[Items from a figure collection]
____
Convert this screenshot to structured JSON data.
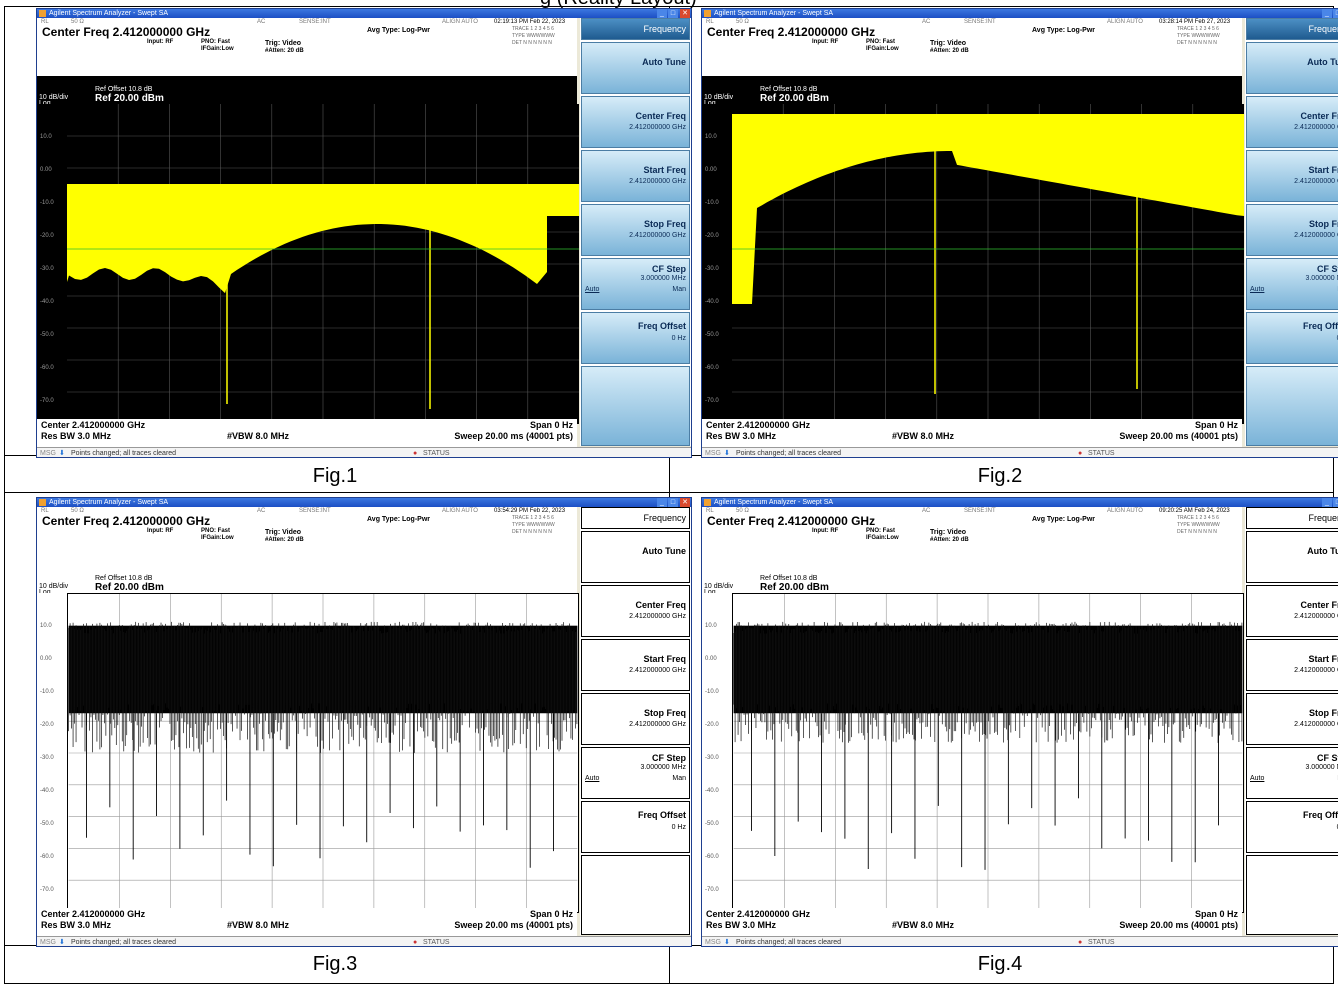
{
  "header_text": "g (Reality Layout)",
  "panels": [
    {
      "caption": "Fig.1",
      "theme": "color",
      "window_title": "Agilent Spectrum Analyzer - Swept SA",
      "status_left": "RL",
      "status_imp": "50 Ω",
      "status_ac": "AC",
      "status_sense": "SENSE:INT",
      "status_align": "ALIGN AUTO",
      "timestamp": "02:19:13 PM Feb 22, 2023",
      "center_freq": "Center Freq  2.412000000 GHz",
      "input": "Input: RF",
      "pno": "PNO: Fast",
      "ifgain": "IFGain:Low",
      "trig": "Trig: Video",
      "atten": "#Atten: 20 dB",
      "avg_type": "Avg Type: Log-Pwr",
      "trace_row": "TRACE 1 2 3 4 5 6",
      "type_row": "TYPE WWWWWW",
      "det_row": "DET N N N N N N",
      "ref_offset": "Ref Offset 10.8 dB",
      "ref_level": "Ref 20.00 dBm",
      "scale": "10 dB/div",
      "scale_type": "Log",
      "dvl": "-25.00 LVL",
      "center_bottom": "Center 2.412000000 GHz",
      "span": "Span 0 Hz",
      "res_bw": "Res BW 3.0 MHz",
      "vbw": "#VBW 8.0 MHz",
      "sweep": "Sweep  20.00 ms (40001 pts)",
      "msg": "Points changed; all traces cleared",
      "msg_label": "MSG",
      "status_label": "STATUS"
    },
    {
      "caption": "Fig.2",
      "theme": "color",
      "window_title": "Agilent Spectrum Analyzer - Swept SA",
      "status_left": "RL",
      "status_imp": "50 Ω",
      "status_ac": "AC",
      "status_sense": "SENSE:INT",
      "status_align": "ALIGN AUTO",
      "timestamp": "03:28:14 PM Feb 27, 2023",
      "center_freq": "Center Freq  2.412000000 GHz",
      "input": "Input: RF",
      "pno": "PNO: Fast",
      "ifgain": "IFGain:Low",
      "trig": "Trig: Video",
      "atten": "#Atten: 20 dB",
      "avg_type": "Avg Type: Log-Pwr",
      "trace_row": "TRACE 1 2 3 4 5 6",
      "type_row": "TYPE WWWWWW",
      "det_row": "DET N N N N N N",
      "ref_offset": "Ref Offset 10.8 dB",
      "ref_level": "Ref 20.00 dBm",
      "scale": "10 dB/div",
      "scale_type": "Log",
      "dvl": "-25.00 LVL",
      "center_bottom": "Center 2.412000000 GHz",
      "span": "Span 0 Hz",
      "res_bw": "Res BW 3.0 MHz",
      "vbw": "#VBW 8.0 MHz",
      "sweep": "Sweep  20.00 ms (40001 pts)",
      "msg": "Points changed; all traces cleared",
      "msg_label": "MSG",
      "status_label": "STATUS"
    },
    {
      "caption": "Fig.3",
      "theme": "mono",
      "window_title": "Agilent Spectrum Analyzer - Swept SA",
      "status_left": "RL",
      "status_imp": "50 Ω",
      "status_ac": "AC",
      "status_sense": "SENSE:INT",
      "status_align": "ALIGN AUTO",
      "timestamp": "03:54:29 PM Feb 22, 2023",
      "center_freq": "Center Freq  2.412000000 GHz",
      "input": "Input: RF",
      "pno": "PNO: Fast",
      "ifgain": "IFGain:Low",
      "trig": "Trig: Video",
      "atten": "#Atten: 20 dB",
      "avg_type": "Avg Type: Log-Pwr",
      "trace_row": "TRACE 1 2 3 4 5 6",
      "type_row": "TYPE WWWWWW",
      "det_row": "DET N N N N N N",
      "ref_offset": "Ref Offset 10.8 dB",
      "ref_level": "Ref 20.00 dBm",
      "scale": "10 dB/div",
      "scale_type": "Log",
      "dvl": "",
      "center_bottom": "Center 2.412000000 GHz",
      "span": "Span 0 Hz",
      "res_bw": "Res BW 3.0 MHz",
      "vbw": "#VBW 8.0 MHz",
      "sweep": "Sweep  20.00 ms (40001 pts)",
      "msg": "Points changed; all traces cleared",
      "msg_label": "MSG",
      "status_label": "STATUS"
    },
    {
      "caption": "Fig.4",
      "theme": "mono",
      "window_title": "Agilent Spectrum Analyzer - Swept SA",
      "status_left": "RL",
      "status_imp": "50 Ω",
      "status_ac": "AC",
      "status_sense": "SENSE:INT",
      "status_align": "ALIGN AUTO",
      "timestamp": "09:20:25 AM Feb 24, 2023",
      "center_freq": "Center Freq  2.412000000 GHz",
      "input": "Input: RF",
      "pno": "PNO: Fast",
      "ifgain": "IFGain:Low",
      "trig": "Trig: Video",
      "atten": "#Atten: 20 dB",
      "avg_type": "Avg Type: Log-Pwr",
      "trace_row": "TRACE 1 2 3 4 5 6",
      "type_row": "TYPE WWWWWW",
      "det_row": "DET N N N N N N",
      "ref_offset": "Ref Offset 10.8 dB",
      "ref_level": "Ref 20.00 dBm",
      "scale": "10 dB/div",
      "scale_type": "Log",
      "dvl": "",
      "center_bottom": "Center 2.412000000 GHz",
      "span": "Span 0 Hz",
      "res_bw": "Res BW 3.0 MHz",
      "vbw": "#VBW 8.0 MHz",
      "sweep": "Sweep  20.00 ms (40001 pts)",
      "msg": "Points changed; all traces cleared",
      "msg_label": "MSG",
      "status_label": "STATUS"
    }
  ],
  "softkeys": {
    "menu_title": "Frequency",
    "auto_tune": "Auto Tune",
    "center_freq_label": "Center Freq",
    "center_freq_value": "2.412000000 GHz",
    "start_freq_label": "Start Freq",
    "start_freq_value": "2.412000000 GHz",
    "stop_freq_label": "Stop Freq",
    "stop_freq_value": "2.412000000 GHz",
    "cf_step_label": "CF Step",
    "cf_step_value": "3.000000 MHz",
    "cf_step_auto": "Auto",
    "cf_step_man": "Man",
    "freq_offset_label": "Freq Offset",
    "freq_offset_value": "0 Hz"
  },
  "y_axis_labels": [
    "10.0",
    "0.00",
    "-10.0",
    "-20.0",
    "-30.0",
    "-40.0",
    "-50.0",
    "-60.0",
    "-70.0"
  ],
  "colors": {
    "trace_color": "#ffff00",
    "screen_bg_color": "#000000",
    "screen_bg_mono": "#ffffff",
    "display_line": "#2fbf2f"
  }
}
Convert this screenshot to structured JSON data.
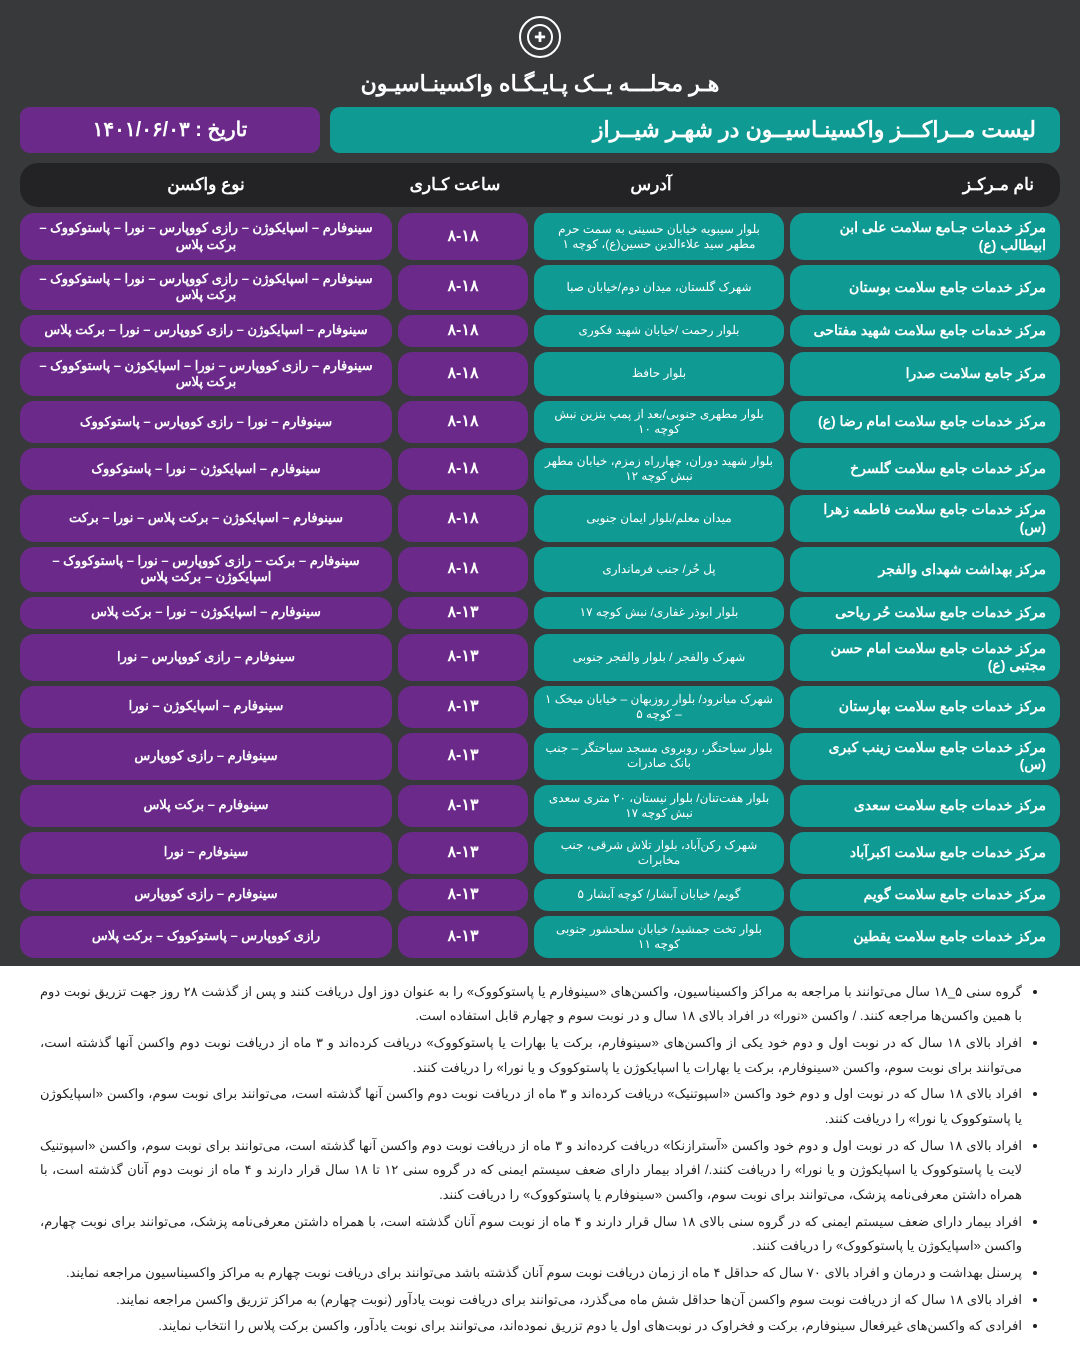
____
* Task objective *
Reproduce each record above by retyping it exactly; omit all images.

* Answer below *
Convert this screenshot to structured JSON data.
{
  "header_text": "g (Reality Layout)",
  "panels": [
    {
      "caption": "Fig.1",
      "theme": "color",
      "window_title": "Agilent Spectrum Analyzer - Swept SA",
      "status_left": "RL",
      "status_imp": "50 Ω",
      "status_ac": "AC",
      "status_sense": "SENSE:INT",
      "status_align": "ALIGN AUTO",
      "timestamp": "02:19:13 PM Feb 22, 2023",
      "center_freq": "Center Freq  2.412000000 GHz",
      "input": "Input: RF",
      "pno": "PNO: Fast",
      "ifgain": "IFGain:Low",
      "trig": "Trig: Video",
      "atten": "#Atten: 20 dB",
      "avg_type": "Avg Type: Log-Pwr",
      "trace_row": "TRACE 1 2 3 4 5 6",
      "type_row": "TYPE WWWWWW",
      "det_row": "DET N N N N N N",
      "ref_offset": "Ref Offset 10.8 dB",
      "ref_level": "Ref 20.00 dBm",
      "scale": "10 dB/div",
      "scale_type": "Log",
      "dvl": "-25.00 LVL",
      "center_bottom": "Center 2.412000000 GHz",
      "span": "Span 0 Hz",
      "res_bw": "Res BW 3.0 MHz",
      "vbw": "#VBW 8.0 MHz",
      "sweep": "Sweep  20.00 ms (40001 pts)",
      "msg": "Points changed; all traces cleared",
      "msg_label": "MSG",
      "status_label": "STATUS"
    },
    {
      "caption": "Fig.2",
      "theme": "color",
      "window_title": "Agilent Spectrum Analyzer - Swept SA",
      "status_left": "RL",
      "status_imp": "50 Ω",
      "status_ac": "AC",
      "status_sense": "SENSE:INT",
      "status_align": "ALIGN AUTO",
      "timestamp": "03:28:14 PM Feb 27, 2023",
      "center_freq": "Center Freq  2.412000000 GHz",
      "input": "Input: RF",
      "pno": "PNO: Fast",
      "ifgain": "IFGain:Low",
      "trig": "Trig: Video",
      "atten": "#Atten: 20 dB",
      "avg_type": "Avg Type: Log-Pwr",
      "trace_row": "TRACE 1 2 3 4 5 6",
      "type_row": "TYPE WWWWWW",
      "det_row": "DET N N N N N N",
      "ref_offset": "Ref Offset 10.8 dB",
      "ref_level": "Ref 20.00 dBm",
      "scale": "10 dB/div",
      "scale_type": "Log",
      "dvl": "-25.00 LVL",
      "center_bottom": "Center 2.412000000 GHz",
      "span": "Span 0 Hz",
      "res_bw": "Res BW 3.0 MHz",
      "vbw": "#VBW 8.0 MHz",
      "sweep": "Sweep  20.00 ms (40001 pts)",
      "msg": "Points changed; all traces cleared",
      "msg_label": "MSG",
      "status_label": "STATUS"
    },
    {
      "caption": "Fig.3",
      "theme": "mono",
      "window_title": "Agilent Spectrum Analyzer - Swept SA",
      "status_left": "RL",
      "status_imp": "50 Ω",
      "status_ac": "AC",
      "status_sense": "SENSE:INT",
      "status_align": "ALIGN AUTO",
      "timestamp": "03:54:29 PM Feb 22, 2023",
      "center_freq": "Center Freq  2.412000000 GHz",
      "input": "Input: RF",
      "pno": "PNO: Fast",
      "ifgain": "IFGain:Low",
      "trig": "Trig: Video",
      "atten": "#Atten: 20 dB",
      "avg_type": "Avg Type: Log-Pwr",
      "trace_row": "TRACE 1 2 3 4 5 6",
      "type_row": "TYPE WWWWWW",
      "det_row": "DET N N N N N N",
      "ref_offset": "Ref Offset 10.8 dB",
      "ref_level": "Ref 20.00 dBm",
      "scale": "10 dB/div",
      "scale_type": "Log",
      "dvl": "",
      "center_bottom": "Center 2.412000000 GHz",
      "span": "Span 0 Hz",
      "res_bw": "Res BW 3.0 MHz",
      "vbw": "#VBW 8.0 MHz",
      "sweep": "Sweep  20.00 ms (40001 pts)",
      "msg": "Points changed; all traces cleared",
      "msg_label": "MSG",
      "status_label": "STATUS"
    },
    {
      "caption": "Fig.4",
      "theme": "mono",
      "window_title": "Agilent Spectrum Analyzer - Swept SA",
      "status_left": "RL",
      "status_imp": "50 Ω",
      "status_ac": "AC",
      "status_sense": "SENSE:INT",
      "status_align": "ALIGN AUTO",
      "timestamp": "09:20:25 AM Feb 24, 2023",
      "center_freq": "Center Freq  2.412000000 GHz",
      "input": "Input: RF",
      "pno": "PNO: Fast",
      "ifgain": "IFGain:Low",
      "trig": "Trig: Video",
      "atten": "#Atten: 20 dB",
      "avg_type": "Avg Type: Log-Pwr",
      "trace_row": "TRACE 1 2 3 4 5 6",
      "type_row": "TYPE WWWWWW",
      "det_row": "DET N N N N N N",
      "ref_offset": "Ref Offset 10.8 dB",
      "ref_level": "Ref 20.00 dBm",
      "scale": "10 dB/div",
      "scale_type": "Log",
      "dvl": "",
      "center_bottom": "Center 2.412000000 GHz",
      "span": "Span 0 Hz",
      "res_bw": "Res BW 3.0 MHz",
      "vbw": "#VBW 8.0 MHz",
      "sweep": "Sweep  20.00 ms (40001 pts)",
      "msg": "Points changed; all traces cleared",
      "msg_label": "MSG",
      "status_label": "STATUS"
    }
  ],
  "softkeys": {
    "menu_title": "Frequency",
    "auto_tune": "Auto Tune",
    "center_freq_label": "Center Freq",
    "center_freq_value": "2.412000000 GHz",
    "start_freq_label": "Start Freq",
    "start_freq_value": "2.412000000 GHz",
    "stop_freq_label": "Stop Freq",
    "stop_freq_value": "2.412000000 GHz",
    "cf_step_label": "CF Step",
    "cf_step_value": "3.000000 MHz",
    "cf_step_auto": "Auto",
    "cf_step_man": "Man",
    "freq_offset_label": "Freq Offset",
    "freq_offset_value": "0 Hz"
  },
  "y_axis_labels": [
    "10.0",
    "0.00",
    "-10.0",
    "-20.0",
    "-30.0",
    "-40.0",
    "-50.0",
    "-60.0",
    "-70.0"
  ],
  "colors": {
    "trace_color": "#ffff00",
    "screen_bg_color": "#000000",
    "screen_bg_mono": "#ffffff",
    "display_line": "#2fbf2f"
  }
}
Convert this screenshot to structured JSON data.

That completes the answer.